==== Records supplied

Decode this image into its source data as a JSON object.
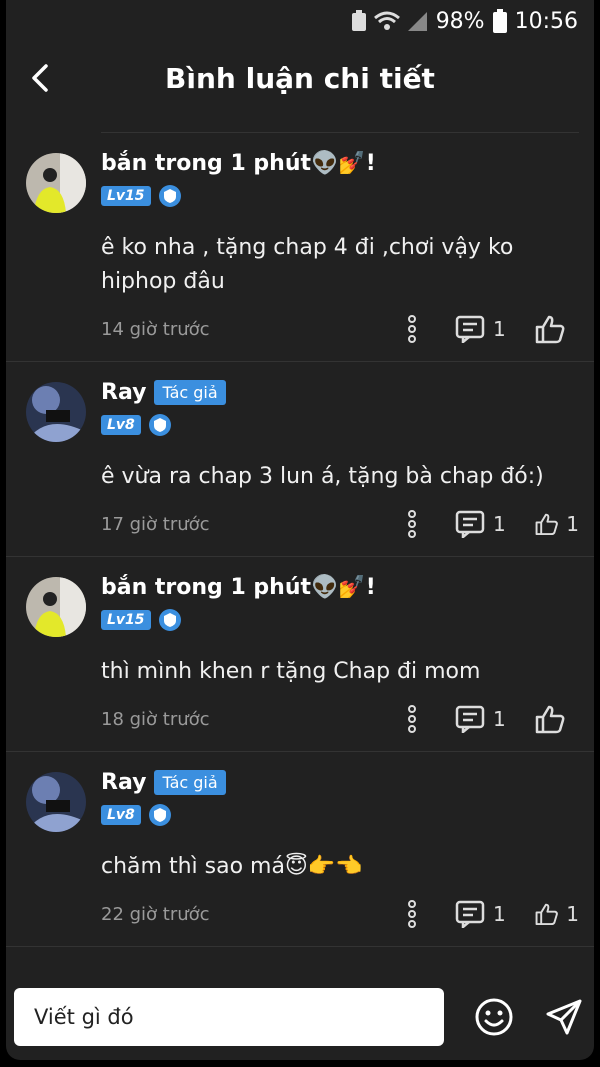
{
  "status": {
    "battery": "98%",
    "time": "10:56"
  },
  "header": {
    "title": "Bình luận chi tiết"
  },
  "comments": [
    {
      "user": "bắn trong 1 phút👽💅!",
      "author_tag": "",
      "level": "Lv15",
      "text": "ê ko nha , tặng chap 4 đi ,chơi vậy ko hiphop đâu",
      "time": "14 giờ trước",
      "replies": "1",
      "likes": ""
    },
    {
      "user": "Ray",
      "author_tag": "Tác giả",
      "level": "Lv8",
      "text": "ê vừa ra chap 3 lun á, tặng bà chap đó:)",
      "time": "17 giờ trước",
      "replies": "1",
      "likes": "1"
    },
    {
      "user": "bắn trong 1 phút👽💅!",
      "author_tag": "",
      "level": "Lv15",
      "text": "thì mình khen r tặng Chap đi mom",
      "time": "18 giờ trước",
      "replies": "1",
      "likes": ""
    },
    {
      "user": "Ray",
      "author_tag": "Tác giả",
      "level": "Lv8",
      "text": "chăm thì sao má😇👉👈",
      "time": "22 giờ trước",
      "replies": "1",
      "likes": "1"
    }
  ],
  "composer": {
    "placeholder": "Viết gì đó"
  },
  "icons": [
    "back-arrow-icon",
    "more-vertical-icon",
    "reply-icon",
    "thumbs-up-icon",
    "emoji-icon",
    "send-icon"
  ]
}
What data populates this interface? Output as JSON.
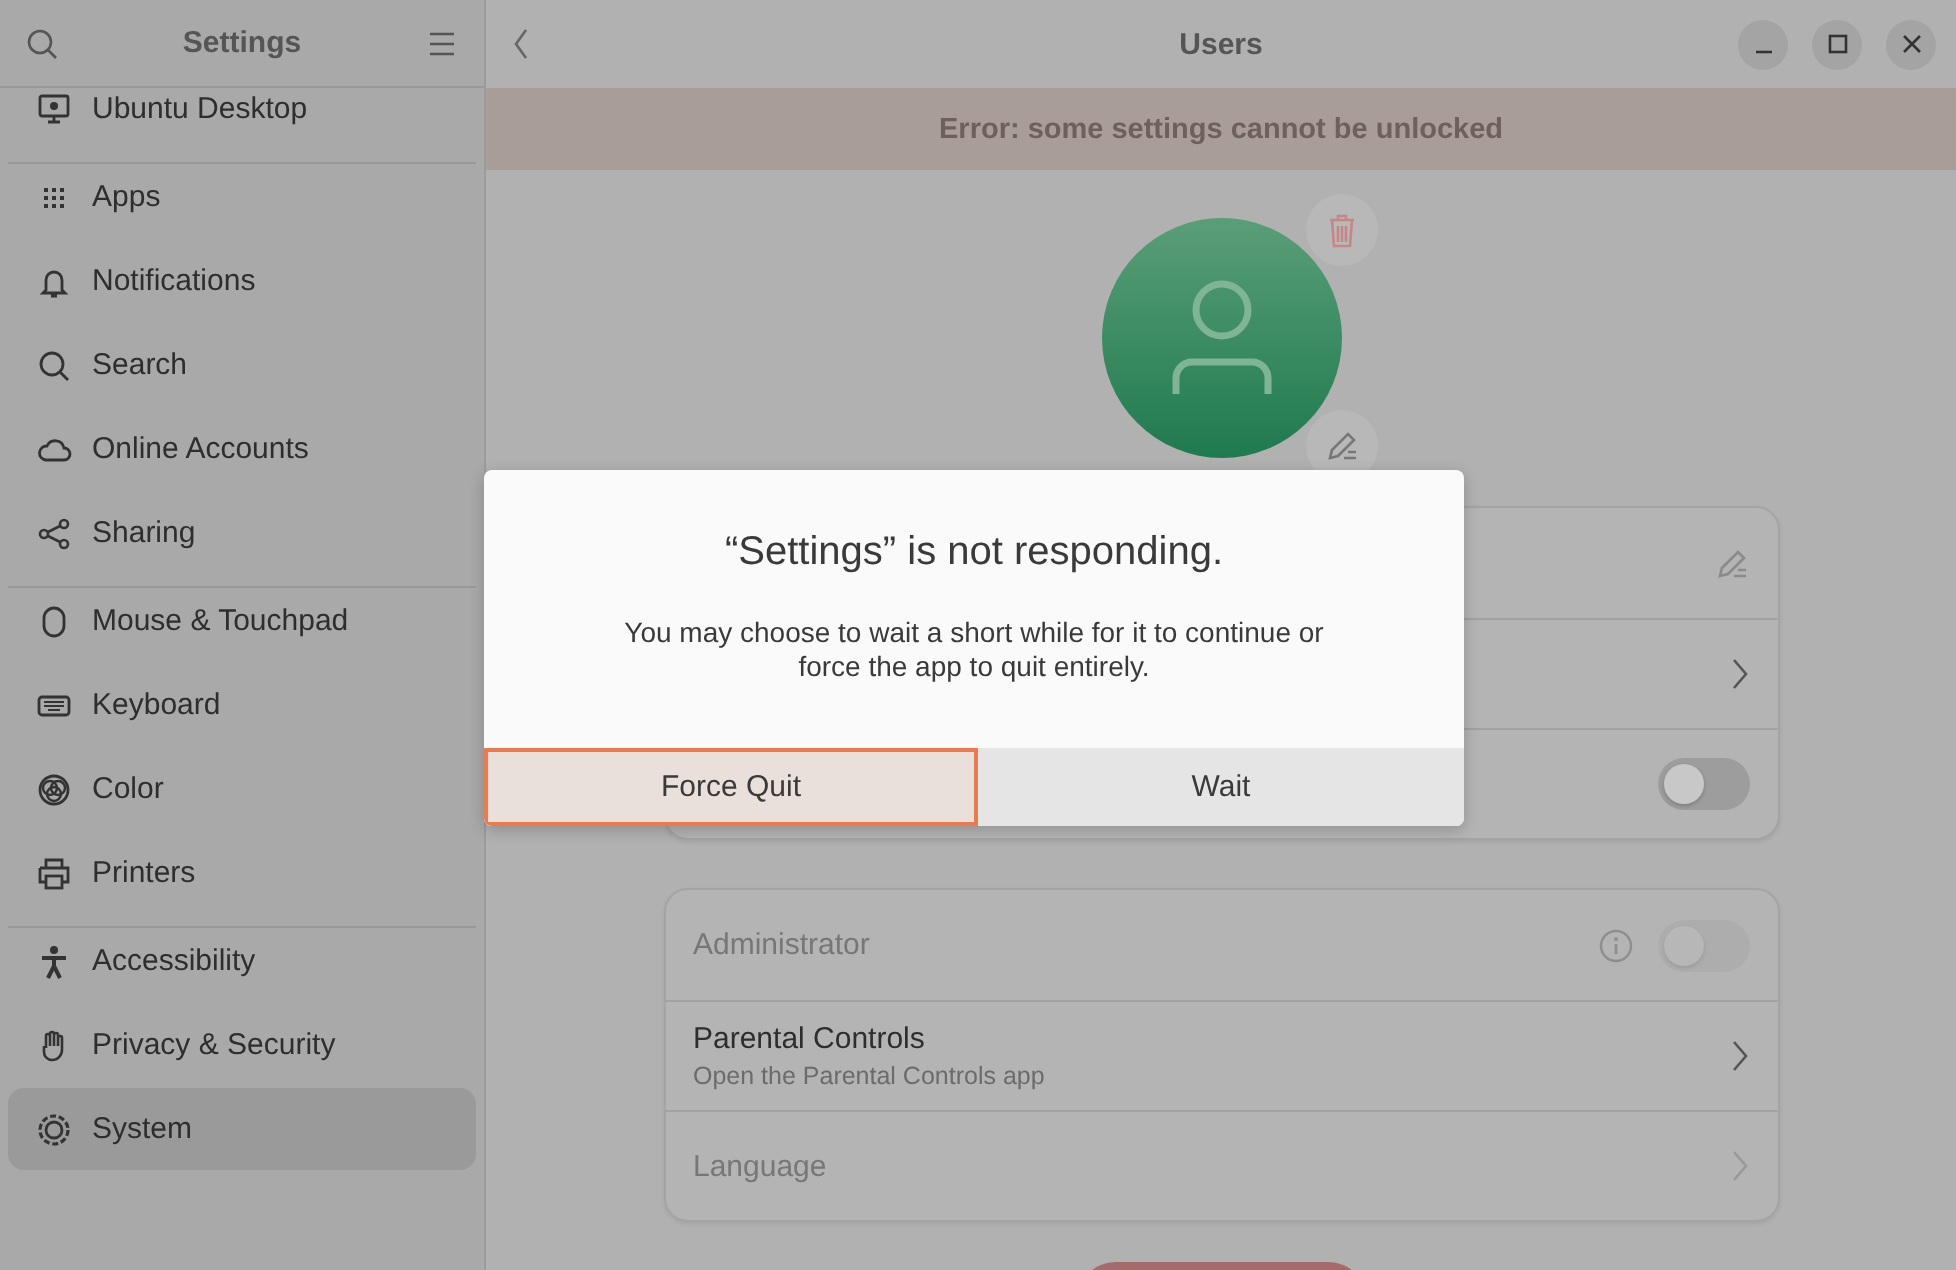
{
  "sidebar": {
    "title": "Settings",
    "groups": [
      {
        "items": [
          {
            "label": "Ubuntu Desktop",
            "selected": false
          }
        ]
      },
      {
        "items": [
          {
            "label": "Apps",
            "selected": false
          },
          {
            "label": "Notifications",
            "selected": false
          },
          {
            "label": "Search",
            "selected": false
          },
          {
            "label": "Online Accounts",
            "selected": false
          },
          {
            "label": "Sharing",
            "selected": false
          }
        ]
      },
      {
        "items": [
          {
            "label": "Mouse & Touchpad",
            "selected": false
          },
          {
            "label": "Keyboard",
            "selected": false
          },
          {
            "label": "Color",
            "selected": false
          },
          {
            "label": "Printers",
            "selected": false
          }
        ]
      },
      {
        "items": [
          {
            "label": "Accessibility",
            "selected": false
          },
          {
            "label": "Privacy & Security",
            "selected": false
          },
          {
            "label": "System",
            "selected": true
          }
        ]
      }
    ]
  },
  "header": {
    "title": "Users"
  },
  "banner": {
    "text": "Error: some settings cannot be unlocked"
  },
  "cards": [
    {
      "rows": [
        {
          "kind": "edit"
        },
        {
          "kind": "link"
        },
        {
          "kind": "switch",
          "on": false
        }
      ]
    },
    {
      "rows": [
        {
          "kind": "switch",
          "title": "Administrator",
          "on": false,
          "disabled": true,
          "info": true
        },
        {
          "kind": "link",
          "title": "Parental Controls",
          "subtitle": "Open the Parental Controls app",
          "disabled": false
        },
        {
          "kind": "link",
          "title": "Language",
          "disabled": true
        }
      ]
    }
  ],
  "dialog": {
    "title": "“Settings” is not responding.",
    "body": "You may choose to wait a short while for it to continue or force the app to quit entirely.",
    "buttons": [
      {
        "label": "Force Quit",
        "focused": true
      },
      {
        "label": "Wait",
        "focused": false
      }
    ]
  }
}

========

### The request
Compute the number of lines above that contain the string "this". Reply with that value only.

### Answer in full
2